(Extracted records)
--- Begin ---
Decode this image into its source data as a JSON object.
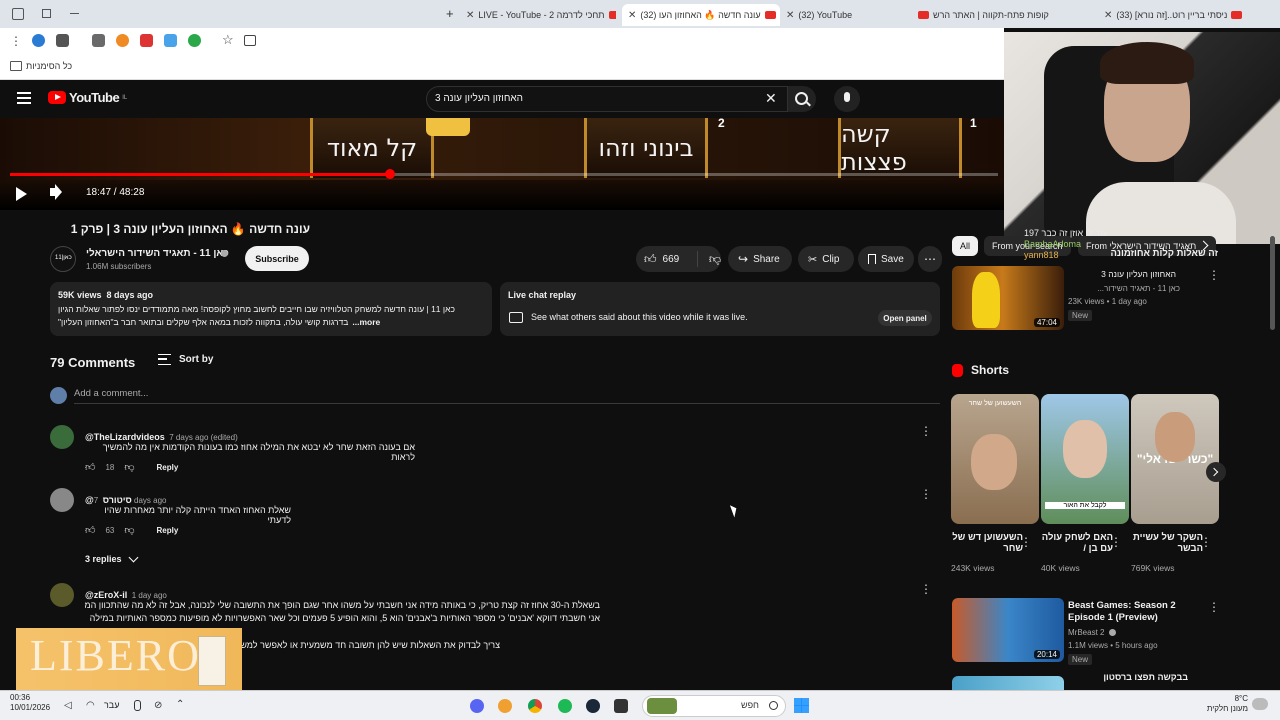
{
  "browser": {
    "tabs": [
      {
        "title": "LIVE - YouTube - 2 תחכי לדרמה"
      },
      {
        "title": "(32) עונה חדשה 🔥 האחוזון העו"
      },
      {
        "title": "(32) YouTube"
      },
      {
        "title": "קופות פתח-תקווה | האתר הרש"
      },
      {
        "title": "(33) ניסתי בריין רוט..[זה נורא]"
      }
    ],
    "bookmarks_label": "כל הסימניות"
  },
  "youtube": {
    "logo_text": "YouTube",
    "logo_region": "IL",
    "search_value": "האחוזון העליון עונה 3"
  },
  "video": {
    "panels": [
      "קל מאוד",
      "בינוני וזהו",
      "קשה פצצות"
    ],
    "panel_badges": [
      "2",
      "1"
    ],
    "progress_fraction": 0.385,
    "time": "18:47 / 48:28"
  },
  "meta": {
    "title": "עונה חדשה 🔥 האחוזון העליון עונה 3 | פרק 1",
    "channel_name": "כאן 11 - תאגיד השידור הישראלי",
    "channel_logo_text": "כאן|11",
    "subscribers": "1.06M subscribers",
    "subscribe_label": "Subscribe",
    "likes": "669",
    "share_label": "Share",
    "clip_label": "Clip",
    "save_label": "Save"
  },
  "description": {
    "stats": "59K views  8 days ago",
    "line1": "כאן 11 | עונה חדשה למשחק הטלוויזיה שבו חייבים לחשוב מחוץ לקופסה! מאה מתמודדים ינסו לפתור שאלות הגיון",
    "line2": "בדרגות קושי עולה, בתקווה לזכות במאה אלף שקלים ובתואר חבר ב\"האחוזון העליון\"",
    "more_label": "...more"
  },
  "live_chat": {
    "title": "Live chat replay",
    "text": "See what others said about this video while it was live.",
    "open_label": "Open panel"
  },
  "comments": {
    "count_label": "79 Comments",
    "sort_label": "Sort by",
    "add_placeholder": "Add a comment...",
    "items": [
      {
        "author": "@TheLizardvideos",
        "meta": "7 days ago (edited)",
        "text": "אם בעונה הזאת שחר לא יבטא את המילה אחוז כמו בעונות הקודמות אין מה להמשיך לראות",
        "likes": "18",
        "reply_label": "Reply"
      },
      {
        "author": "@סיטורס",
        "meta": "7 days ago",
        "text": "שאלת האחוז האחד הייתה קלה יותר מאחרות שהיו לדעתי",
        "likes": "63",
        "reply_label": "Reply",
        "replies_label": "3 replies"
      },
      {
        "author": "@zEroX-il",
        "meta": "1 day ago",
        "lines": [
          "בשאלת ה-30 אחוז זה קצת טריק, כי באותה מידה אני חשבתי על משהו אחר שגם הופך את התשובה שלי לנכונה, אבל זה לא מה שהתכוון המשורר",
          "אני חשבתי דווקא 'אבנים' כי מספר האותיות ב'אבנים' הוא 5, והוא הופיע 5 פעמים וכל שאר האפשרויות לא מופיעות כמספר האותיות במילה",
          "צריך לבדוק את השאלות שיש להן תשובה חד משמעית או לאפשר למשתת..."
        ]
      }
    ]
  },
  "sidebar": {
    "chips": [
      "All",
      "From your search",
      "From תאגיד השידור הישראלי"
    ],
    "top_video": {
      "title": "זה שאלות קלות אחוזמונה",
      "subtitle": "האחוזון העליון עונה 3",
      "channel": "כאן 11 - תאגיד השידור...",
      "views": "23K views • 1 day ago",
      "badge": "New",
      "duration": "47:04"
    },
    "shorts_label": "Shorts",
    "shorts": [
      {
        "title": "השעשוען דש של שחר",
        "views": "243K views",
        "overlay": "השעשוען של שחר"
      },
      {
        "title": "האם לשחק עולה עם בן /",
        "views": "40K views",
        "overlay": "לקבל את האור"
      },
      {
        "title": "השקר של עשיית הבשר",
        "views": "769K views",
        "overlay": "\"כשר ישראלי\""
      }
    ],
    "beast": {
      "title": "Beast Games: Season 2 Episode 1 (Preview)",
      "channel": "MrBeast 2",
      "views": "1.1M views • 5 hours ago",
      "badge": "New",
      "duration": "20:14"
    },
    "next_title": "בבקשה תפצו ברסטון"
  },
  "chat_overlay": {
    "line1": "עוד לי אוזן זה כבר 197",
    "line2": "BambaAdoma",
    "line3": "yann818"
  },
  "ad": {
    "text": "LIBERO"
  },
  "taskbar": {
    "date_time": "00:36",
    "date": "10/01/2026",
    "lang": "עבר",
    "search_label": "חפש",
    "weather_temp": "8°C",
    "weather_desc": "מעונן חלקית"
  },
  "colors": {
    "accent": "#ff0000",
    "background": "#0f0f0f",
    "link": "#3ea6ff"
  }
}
--- End ---
* [To do]
Leave out every picture and copy the rest of the records exactly.

* [Task result]
Decode this image into its source data as a JSON object.
{
  "browser": {
    "tabs": [
      {
        "title": "LIVE - YouTube - 2 תחכי לדרמה"
      },
      {
        "title": "(32) עונה חדשה 🔥 האחוזון העו"
      },
      {
        "title": "(32) YouTube"
      },
      {
        "title": "קופות פתח-תקווה | האתר הרש"
      },
      {
        "title": "(33) ניסתי בריין רוט..[זה נורא]"
      }
    ],
    "bookmarks_label": "כל הסימניות"
  },
  "youtube": {
    "logo_text": "YouTube",
    "logo_region": "IL",
    "search_value": "האחוזון העליון עונה 3"
  },
  "video": {
    "panels": [
      "קל מאוד",
      "בינוני וזהו",
      "קשה פצצות"
    ],
    "panel_badges": [
      "2",
      "1"
    ],
    "progress_fraction": 0.385,
    "time": "18:47 / 48:28"
  },
  "meta": {
    "title": "עונה חדשה 🔥 האחוזון העליון עונה 3 | פרק 1",
    "channel_name": "כאן 11 - תאגיד השידור הישראלי",
    "channel_logo_text": "כאן|11",
    "subscribers": "1.06M subscribers",
    "subscribe_label": "Subscribe",
    "likes": "669",
    "share_label": "Share",
    "clip_label": "Clip",
    "save_label": "Save"
  },
  "description": {
    "stats": "59K views  8 days ago",
    "line1": "כאן 11 | עונה חדשה למשחק הטלוויזיה שבו חייבים לחשוב מחוץ לקופסה! מאה מתמודדים ינסו לפתור שאלות הגיון",
    "line2": "בדרגות קושי עולה, בתקווה לזכות במאה אלף שקלים ובתואר חבר ב\"האחוזון העליון\"",
    "more_label": "...more"
  },
  "live_chat": {
    "title": "Live chat replay",
    "text": "See what others said about this video while it was live.",
    "open_label": "Open panel"
  },
  "comments": {
    "count_label": "79 Comments",
    "sort_label": "Sort by",
    "add_placeholder": "Add a comment...",
    "items": [
      {
        "author": "@TheLizardvideos",
        "meta": "7 days ago (edited)",
        "text": "אם בעונה הזאת שחר לא יבטא את המילה אחוז כמו בעונות הקודמות אין מה להמשיך לראות",
        "likes": "18",
        "reply_label": "Reply"
      },
      {
        "author": "@סיטורס",
        "meta": "7 days ago",
        "text": "שאלת האחוז האחד הייתה קלה יותר מאחרות שהיו לדעתי",
        "likes": "63",
        "reply_label": "Reply",
        "replies_label": "3 replies"
      },
      {
        "author": "@zEroX-il",
        "meta": "1 day ago",
        "lines": [
          "בשאלת ה-30 אחוז זה קצת טריק, כי באותה מידה אני חשבתי על משהו אחר שגם הופך את התשובה שלי לנכונה, אבל זה לא מה שהתכוון המשורר",
          "אני חשבתי דווקא 'אבנים' כי מספר האותיות ב'אבנים' הוא 5, והוא הופיע 5 פעמים וכל שאר האפשרויות לא מופיעות כמספר האותיות במילה",
          "צריך לבדוק את השאלות שיש להן תשובה חד משמעית או לאפשר למשתת..."
        ]
      }
    ]
  },
  "sidebar": {
    "chips": [
      "All",
      "From your search",
      "From תאגיד השידור הישראלי"
    ],
    "top_video": {
      "title": "זה שאלות קלות אחוזמונה",
      "subtitle": "האחוזון העליון עונה 3",
      "channel": "כאן 11 - תאגיד השידור...",
      "views": "23K views • 1 day ago",
      "badge": "New",
      "duration": "47:04"
    },
    "shorts_label": "Shorts",
    "shorts": [
      {
        "title": "השעשוען דש של שחר",
        "views": "243K views",
        "overlay": "השעשוען של שחר"
      },
      {
        "title": "האם לשחק עולה עם בן /",
        "views": "40K views",
        "overlay": "לקבל את האור"
      },
      {
        "title": "השקר של עשיית הבשר",
        "views": "769K views",
        "overlay": "\"כשר ישראלי\""
      }
    ],
    "beast": {
      "title": "Beast Games: Season 2 Episode 1 (Preview)",
      "channel": "MrBeast 2",
      "views": "1.1M views • 5 hours ago",
      "badge": "New",
      "duration": "20:14"
    },
    "next_title": "בבקשה תפצו ברסטון"
  },
  "chat_overlay": {
    "line1": "עוד לי אוזן זה כבר 197",
    "line2": "BambaAdoma",
    "line3": "yann818"
  },
  "ad": {
    "text": "LIBERO"
  },
  "taskbar": {
    "date_time": "00:36",
    "date": "10/01/2026",
    "lang": "עבר",
    "search_label": "חפש",
    "weather_temp": "8°C",
    "weather_desc": "מעונן חלקית"
  },
  "colors": {
    "accent": "#ff0000",
    "background": "#0f0f0f",
    "link": "#3ea6ff"
  }
}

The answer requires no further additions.